*Exercise*: Extract each line where the string "extensión" shows up.

(Dataset items)
## START
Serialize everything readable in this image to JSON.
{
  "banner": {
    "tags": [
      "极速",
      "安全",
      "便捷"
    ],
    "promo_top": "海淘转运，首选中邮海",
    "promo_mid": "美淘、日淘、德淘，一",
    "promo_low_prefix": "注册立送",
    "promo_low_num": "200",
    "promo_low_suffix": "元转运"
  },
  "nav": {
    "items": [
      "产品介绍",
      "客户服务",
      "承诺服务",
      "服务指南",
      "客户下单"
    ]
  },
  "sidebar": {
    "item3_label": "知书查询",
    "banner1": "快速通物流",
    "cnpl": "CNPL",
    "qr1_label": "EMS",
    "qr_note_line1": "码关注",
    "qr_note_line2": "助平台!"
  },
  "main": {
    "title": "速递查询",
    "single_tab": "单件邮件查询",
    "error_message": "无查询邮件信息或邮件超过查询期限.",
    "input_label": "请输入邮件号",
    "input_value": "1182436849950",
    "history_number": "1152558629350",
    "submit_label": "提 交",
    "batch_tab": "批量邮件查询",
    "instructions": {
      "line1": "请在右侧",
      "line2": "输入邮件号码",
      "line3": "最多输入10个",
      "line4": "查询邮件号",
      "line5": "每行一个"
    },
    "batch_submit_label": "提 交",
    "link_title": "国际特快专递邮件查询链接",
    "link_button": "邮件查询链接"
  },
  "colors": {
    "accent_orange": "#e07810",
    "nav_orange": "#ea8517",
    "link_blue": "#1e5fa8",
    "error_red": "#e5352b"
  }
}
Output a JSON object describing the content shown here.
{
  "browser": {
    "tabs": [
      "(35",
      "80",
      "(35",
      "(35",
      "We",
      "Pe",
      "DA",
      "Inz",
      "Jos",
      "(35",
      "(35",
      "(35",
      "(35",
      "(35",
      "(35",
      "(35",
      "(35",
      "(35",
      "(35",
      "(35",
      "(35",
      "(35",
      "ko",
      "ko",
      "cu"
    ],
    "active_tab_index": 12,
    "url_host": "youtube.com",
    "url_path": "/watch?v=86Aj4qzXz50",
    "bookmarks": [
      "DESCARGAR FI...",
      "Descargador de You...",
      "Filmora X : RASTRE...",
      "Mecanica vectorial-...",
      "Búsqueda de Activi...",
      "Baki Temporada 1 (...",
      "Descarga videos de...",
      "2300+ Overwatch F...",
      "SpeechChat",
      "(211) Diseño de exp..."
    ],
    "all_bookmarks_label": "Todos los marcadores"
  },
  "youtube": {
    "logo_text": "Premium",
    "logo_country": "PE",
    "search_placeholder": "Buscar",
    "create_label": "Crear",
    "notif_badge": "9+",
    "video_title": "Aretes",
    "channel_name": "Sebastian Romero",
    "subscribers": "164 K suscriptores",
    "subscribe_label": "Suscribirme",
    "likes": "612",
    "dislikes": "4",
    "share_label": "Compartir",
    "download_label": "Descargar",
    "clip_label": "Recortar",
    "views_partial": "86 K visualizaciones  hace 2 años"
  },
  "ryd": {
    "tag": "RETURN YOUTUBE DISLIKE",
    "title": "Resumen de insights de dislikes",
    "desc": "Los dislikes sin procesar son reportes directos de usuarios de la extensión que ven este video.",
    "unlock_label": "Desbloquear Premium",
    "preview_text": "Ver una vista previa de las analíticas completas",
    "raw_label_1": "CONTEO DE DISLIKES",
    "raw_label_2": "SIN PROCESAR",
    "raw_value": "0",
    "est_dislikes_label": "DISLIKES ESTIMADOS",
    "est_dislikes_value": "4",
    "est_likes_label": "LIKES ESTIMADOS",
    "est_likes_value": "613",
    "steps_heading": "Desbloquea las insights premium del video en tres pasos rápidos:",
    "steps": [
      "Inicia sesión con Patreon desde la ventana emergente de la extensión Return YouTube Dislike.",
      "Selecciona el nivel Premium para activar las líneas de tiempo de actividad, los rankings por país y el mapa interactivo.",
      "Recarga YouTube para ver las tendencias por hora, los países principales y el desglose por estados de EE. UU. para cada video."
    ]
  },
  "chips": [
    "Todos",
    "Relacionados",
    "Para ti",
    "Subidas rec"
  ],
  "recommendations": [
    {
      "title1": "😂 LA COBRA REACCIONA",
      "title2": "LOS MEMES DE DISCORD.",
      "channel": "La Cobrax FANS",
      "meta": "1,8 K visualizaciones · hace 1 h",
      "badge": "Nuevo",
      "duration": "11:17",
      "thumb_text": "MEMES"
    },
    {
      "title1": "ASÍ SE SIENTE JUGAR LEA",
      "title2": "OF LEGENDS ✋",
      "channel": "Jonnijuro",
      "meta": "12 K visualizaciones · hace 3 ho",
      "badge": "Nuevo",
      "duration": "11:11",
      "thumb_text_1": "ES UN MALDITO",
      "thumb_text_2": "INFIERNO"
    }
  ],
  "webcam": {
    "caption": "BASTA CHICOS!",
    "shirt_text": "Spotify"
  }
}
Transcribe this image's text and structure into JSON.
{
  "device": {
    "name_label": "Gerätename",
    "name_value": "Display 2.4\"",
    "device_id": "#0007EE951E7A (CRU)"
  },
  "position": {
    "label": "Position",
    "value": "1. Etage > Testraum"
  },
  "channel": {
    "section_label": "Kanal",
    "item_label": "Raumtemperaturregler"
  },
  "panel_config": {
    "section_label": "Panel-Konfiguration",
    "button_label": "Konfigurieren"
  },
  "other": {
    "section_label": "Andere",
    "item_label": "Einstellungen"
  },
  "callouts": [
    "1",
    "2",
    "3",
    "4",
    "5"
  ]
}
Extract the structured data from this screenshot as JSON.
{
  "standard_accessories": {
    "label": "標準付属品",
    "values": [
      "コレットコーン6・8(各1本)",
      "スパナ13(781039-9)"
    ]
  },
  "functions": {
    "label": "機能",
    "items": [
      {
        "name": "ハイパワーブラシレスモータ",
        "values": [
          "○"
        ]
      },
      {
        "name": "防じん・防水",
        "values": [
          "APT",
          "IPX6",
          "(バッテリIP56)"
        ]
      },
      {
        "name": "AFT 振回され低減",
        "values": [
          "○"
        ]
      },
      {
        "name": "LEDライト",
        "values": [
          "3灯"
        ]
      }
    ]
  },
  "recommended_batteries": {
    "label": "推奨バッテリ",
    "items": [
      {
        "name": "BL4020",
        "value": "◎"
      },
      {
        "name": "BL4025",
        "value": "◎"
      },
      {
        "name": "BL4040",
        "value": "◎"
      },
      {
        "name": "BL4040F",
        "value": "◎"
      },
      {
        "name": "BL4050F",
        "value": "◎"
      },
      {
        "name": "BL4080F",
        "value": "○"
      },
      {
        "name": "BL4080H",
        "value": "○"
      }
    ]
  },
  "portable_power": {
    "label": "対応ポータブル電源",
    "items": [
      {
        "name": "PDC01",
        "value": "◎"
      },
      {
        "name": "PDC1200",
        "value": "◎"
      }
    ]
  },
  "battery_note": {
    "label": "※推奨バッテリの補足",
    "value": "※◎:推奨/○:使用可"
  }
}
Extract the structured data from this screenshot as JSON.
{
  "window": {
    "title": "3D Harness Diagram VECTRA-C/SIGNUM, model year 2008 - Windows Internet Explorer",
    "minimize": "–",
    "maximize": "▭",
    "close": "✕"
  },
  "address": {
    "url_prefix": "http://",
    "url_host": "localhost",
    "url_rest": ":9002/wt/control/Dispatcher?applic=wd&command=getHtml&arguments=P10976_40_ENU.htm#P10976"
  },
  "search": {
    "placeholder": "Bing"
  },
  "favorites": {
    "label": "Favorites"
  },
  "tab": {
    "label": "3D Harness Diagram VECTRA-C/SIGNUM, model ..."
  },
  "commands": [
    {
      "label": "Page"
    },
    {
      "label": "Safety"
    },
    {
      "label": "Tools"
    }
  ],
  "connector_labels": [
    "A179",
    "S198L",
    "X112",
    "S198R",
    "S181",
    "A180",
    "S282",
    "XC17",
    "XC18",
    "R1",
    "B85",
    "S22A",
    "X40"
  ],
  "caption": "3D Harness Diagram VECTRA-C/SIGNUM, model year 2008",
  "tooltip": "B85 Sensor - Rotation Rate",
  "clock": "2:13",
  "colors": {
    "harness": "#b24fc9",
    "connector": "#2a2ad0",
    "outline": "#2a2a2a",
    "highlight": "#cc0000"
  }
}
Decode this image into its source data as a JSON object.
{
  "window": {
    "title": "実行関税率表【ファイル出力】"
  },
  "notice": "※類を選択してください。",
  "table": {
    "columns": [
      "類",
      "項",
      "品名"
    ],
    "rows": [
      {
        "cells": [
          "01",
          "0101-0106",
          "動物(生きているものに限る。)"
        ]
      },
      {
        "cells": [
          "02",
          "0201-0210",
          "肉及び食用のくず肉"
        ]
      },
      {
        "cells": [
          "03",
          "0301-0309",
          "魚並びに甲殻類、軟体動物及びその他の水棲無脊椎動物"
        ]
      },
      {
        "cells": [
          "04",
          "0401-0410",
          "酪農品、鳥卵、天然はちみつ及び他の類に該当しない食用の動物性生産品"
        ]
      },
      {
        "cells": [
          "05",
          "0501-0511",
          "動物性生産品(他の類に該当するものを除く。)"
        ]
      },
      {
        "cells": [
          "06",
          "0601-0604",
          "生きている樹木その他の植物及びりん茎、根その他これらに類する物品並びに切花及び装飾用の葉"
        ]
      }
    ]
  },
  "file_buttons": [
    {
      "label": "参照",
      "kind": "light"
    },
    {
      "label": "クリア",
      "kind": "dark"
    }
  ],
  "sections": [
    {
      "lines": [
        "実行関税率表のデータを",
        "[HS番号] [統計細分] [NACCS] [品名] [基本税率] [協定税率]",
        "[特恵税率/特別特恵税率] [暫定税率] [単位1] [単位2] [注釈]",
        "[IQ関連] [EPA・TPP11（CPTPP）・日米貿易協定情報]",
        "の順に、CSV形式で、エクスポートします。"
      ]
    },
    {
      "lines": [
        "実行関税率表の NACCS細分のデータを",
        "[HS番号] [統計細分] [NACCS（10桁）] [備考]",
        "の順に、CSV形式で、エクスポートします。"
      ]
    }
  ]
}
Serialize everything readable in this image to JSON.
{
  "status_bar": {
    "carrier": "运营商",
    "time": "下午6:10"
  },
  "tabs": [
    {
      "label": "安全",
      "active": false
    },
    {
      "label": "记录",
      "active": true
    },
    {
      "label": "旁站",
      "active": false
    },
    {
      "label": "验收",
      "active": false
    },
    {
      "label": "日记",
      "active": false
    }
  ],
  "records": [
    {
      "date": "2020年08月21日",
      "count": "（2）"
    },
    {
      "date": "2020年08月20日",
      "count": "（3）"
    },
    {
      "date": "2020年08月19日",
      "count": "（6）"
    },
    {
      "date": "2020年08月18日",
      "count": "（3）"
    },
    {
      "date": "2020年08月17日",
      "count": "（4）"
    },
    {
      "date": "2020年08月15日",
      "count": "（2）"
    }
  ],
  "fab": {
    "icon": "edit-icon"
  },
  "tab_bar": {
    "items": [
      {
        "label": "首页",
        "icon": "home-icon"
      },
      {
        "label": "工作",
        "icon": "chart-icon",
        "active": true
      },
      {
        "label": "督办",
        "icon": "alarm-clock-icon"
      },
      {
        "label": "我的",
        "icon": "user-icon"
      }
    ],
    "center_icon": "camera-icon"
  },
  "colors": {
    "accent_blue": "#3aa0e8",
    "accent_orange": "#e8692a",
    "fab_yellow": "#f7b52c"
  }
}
## END
*Response to the exercise*:
    "desc": "Los dislikes sin procesar son reportes directos de usuarios de la extensión que ven este video.",
      "Inicia sesión con Patreon desde la ventana emergente de la extensión Return YouTube Dislike.",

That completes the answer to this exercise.